▶ [What is needed]: All of the data should be repeated exactly; pictures are not part of the copy.

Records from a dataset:
•••

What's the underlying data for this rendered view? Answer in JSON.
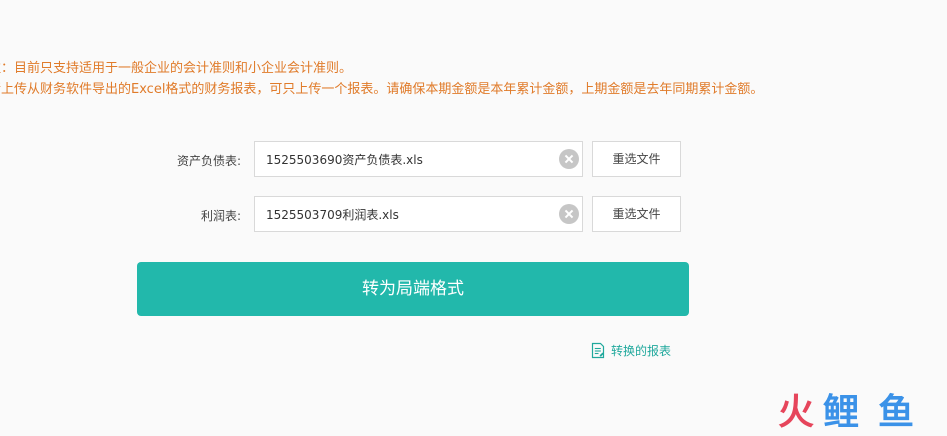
{
  "notices": {
    "line1": "注：目前只支持适用于一般企业的会计准则和小企业会计准则。",
    "line2": "请上传从财务软件导出的Excel格式的财务报表，可只上传一个报表。请确保本期金额是本年累计金额，上期金额是去年同期累计金额。"
  },
  "upload": {
    "rows": [
      {
        "label": "资产负债表:",
        "file_name": "1525503690资产负债表.xls",
        "reselect_label": "重选文件"
      },
      {
        "label": "利润表:",
        "file_name": "1525503709利润表.xls",
        "reselect_label": "重选文件"
      }
    ]
  },
  "actions": {
    "convert_label": "转为局端格式",
    "converted_reports_label": "转换的报表"
  },
  "watermark": {
    "text1": "火",
    "text2": "鲤",
    "text3": "鱼"
  },
  "colors": {
    "accent": "#22b8ab",
    "notice": "#e07b2a",
    "link": "#1fa89c",
    "watermark_red": "#e6455b",
    "watermark_blue": "#3b92e8"
  },
  "icons": {
    "clear": "clear-circle-icon",
    "converted_reports": "document-icon"
  }
}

•••

▶ [Reply]:
What's the underlying data for this rendered view? Answer in JSON.
{
  "notices": {
    "line1": "注：目前只支持适用于一般企业的会计准则和小企业会计准则。",
    "line2": "请上传从财务软件导出的Excel格式的财务报表，可只上传一个报表。请确保本期金额是本年累计金额，上期金额是去年同期累计金额。"
  },
  "upload": {
    "rows": [
      {
        "label": "资产负债表:",
        "file_name": "1525503690资产负债表.xls",
        "reselect_label": "重选文件"
      },
      {
        "label": "利润表:",
        "file_name": "1525503709利润表.xls",
        "reselect_label": "重选文件"
      }
    ]
  },
  "actions": {
    "convert_label": "转为局端格式",
    "converted_reports_label": "转换的报表"
  },
  "watermark": {
    "text1": "火",
    "text2": "鲤",
    "text3": "鱼"
  },
  "colors": {
    "accent": "#22b8ab",
    "notice": "#e07b2a",
    "link": "#1fa89c",
    "watermark_red": "#e6455b",
    "watermark_blue": "#3b92e8"
  },
  "icons": {
    "clear": "clear-circle-icon",
    "converted_reports": "document-icon"
  }
}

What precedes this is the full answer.